==== Recorded data ====

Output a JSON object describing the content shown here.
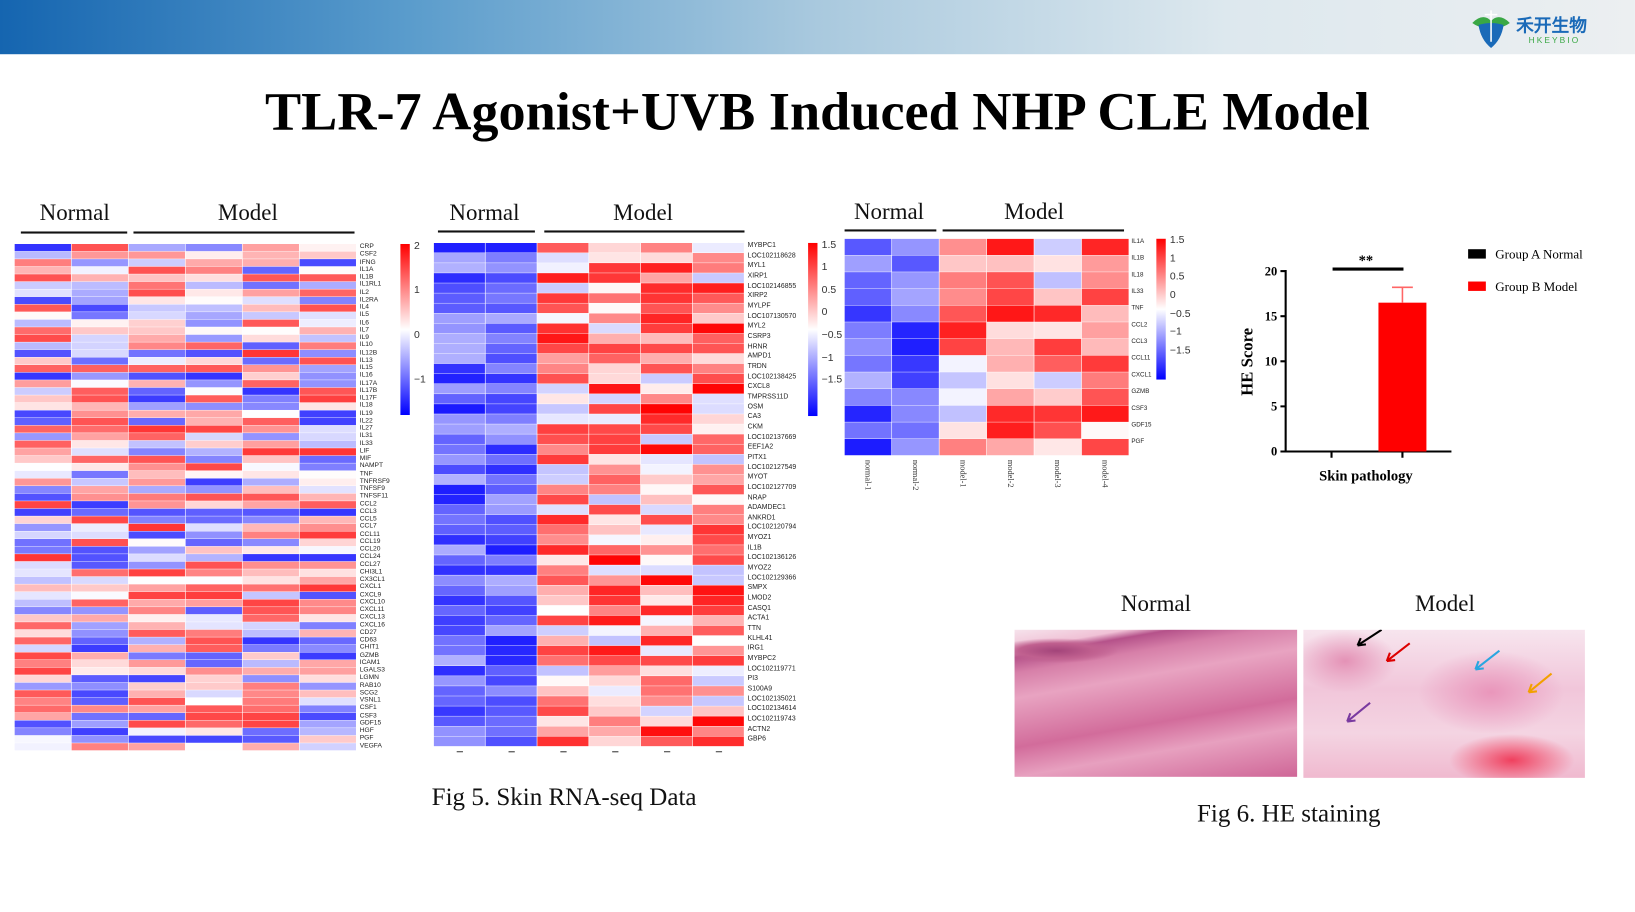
{
  "header": {
    "logo_cn": "禾开生物",
    "logo_en": "HKEYBIO",
    "brand_color": "#1565b0"
  },
  "title": "TLR-7 Agonist+UVB Induced NHP CLE Model",
  "fig5": {
    "caption": "Fig 5. Skin RNA-seq Data",
    "heatmap1": {
      "groups": [
        "Normal",
        "Model"
      ],
      "scale": [
        "2",
        "1",
        "0",
        "−1"
      ],
      "genes": [
        "CRP",
        "CSF2",
        "IFNG",
        "IL1A",
        "IL1B",
        "IL1RL1",
        "IL2",
        "IL2RA",
        "IL4",
        "IL5",
        "IL6",
        "IL7",
        "IL9",
        "IL10",
        "IL12B",
        "IL13",
        "IL15",
        "IL16",
        "IL17A",
        "IL17B",
        "IL17F",
        "IL18",
        "IL19",
        "IL22",
        "IL27",
        "IL31",
        "IL33",
        "LIF",
        "MIF",
        "NAMPT",
        "TNF",
        "TNFRSF9",
        "TNFSF9",
        "TNFSF11",
        "CCL2",
        "CCL3",
        "CCL5",
        "CCL7",
        "CCL11",
        "CCL19",
        "CCL20",
        "CCL24",
        "CCL27",
        "CHI3L1",
        "CX3CL1",
        "CXCL1",
        "CXCL9",
        "CXCL10",
        "CXCL11",
        "CXCL13",
        "CXCL16",
        "CD27",
        "CD63",
        "CHIT1",
        "GZMB",
        "ICAM1",
        "LGALS3",
        "LGMN",
        "RAB10",
        "SCG2",
        "VSNL1",
        "CSF1",
        "CSF3",
        "GDF15",
        "HGF",
        "PGF",
        "VEGFA"
      ]
    },
    "heatmap2": {
      "groups": [
        "Normal",
        "Model"
      ],
      "scale": [
        "1.5",
        "1",
        "0.5",
        "0",
        "−0.5",
        "−1",
        "−1.5"
      ],
      "genes": [
        "MYBPC1",
        "LOC102118628",
        "MYL1",
        "XIRP1",
        "LOC102146855",
        "XIRP2",
        "MYLPF",
        "LOC107130570",
        "MYL2",
        "CSRP3",
        "HRNR",
        "AMPD1",
        "TRDN",
        "LOC102138425",
        "CXCL8",
        "TMPRSS11D",
        "OSM",
        "CA3",
        "CKM",
        "LOC102137669",
        "EEF1A2",
        "PITX1",
        "LOC102127549",
        "MYOT",
        "LOC102127709",
        "NRAP",
        "ADAMDEC1",
        "ANKRD1",
        "LOC102120794",
        "MYOZ1",
        "IL1B",
        "LOC102136126",
        "MYOZ2",
        "LOC102129366",
        "SMPX",
        "LMOD2",
        "CASQ1",
        "ACTA1",
        "TTN",
        "KLHL41",
        "IRG1",
        "MYBPC2",
        "LOC102119771",
        "PI3",
        "S100A9",
        "LOC102135021",
        "LOC102134614",
        "LOC102119743",
        "ACTN2",
        "GBP6"
      ]
    },
    "heatmap3": {
      "groups": [
        "Normal",
        "Model"
      ],
      "scale": [
        "1.5",
        "1",
        "0.5",
        "0",
        "−0.5",
        "−1",
        "−1.5"
      ],
      "genes": [
        "IL1A",
        "IL1B",
        "IL18",
        "IL33",
        "TNF",
        "CCL2",
        "CCL3",
        "CCL11",
        "CXCL1",
        "GZMB",
        "CSF3",
        "GDF15",
        "PGF"
      ],
      "samples": [
        "normal-1",
        "normal-2",
        "model-1",
        "model-2",
        "model-3",
        "model-4"
      ]
    }
  },
  "fig6": {
    "caption": "Fig 6. HE staining",
    "image_labels": [
      "Normal",
      "Model"
    ],
    "chart_data": {
      "type": "bar",
      "categories": [
        "Group A Normal",
        "Group B Model"
      ],
      "values": [
        0,
        16.5
      ],
      "errors": [
        0,
        1.7
      ],
      "colors": [
        "#000000",
        "#ff0000"
      ],
      "xlabel": "Skin pathology",
      "ylabel": "HE Score",
      "ylim": [
        0,
        20
      ],
      "yticks": [
        "0",
        "5",
        "10",
        "15",
        "20"
      ],
      "significance": "**",
      "legend": [
        "Group A Normal",
        "Group B Model"
      ],
      "legend_position": "right"
    }
  }
}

====

**Aim of the exercise**. Each line above that contains the word "Skin" should be returned.

**Response**.
    "caption": "Fig 5. Skin RNA-seq Data",
      "xlabel": "Skin pathology",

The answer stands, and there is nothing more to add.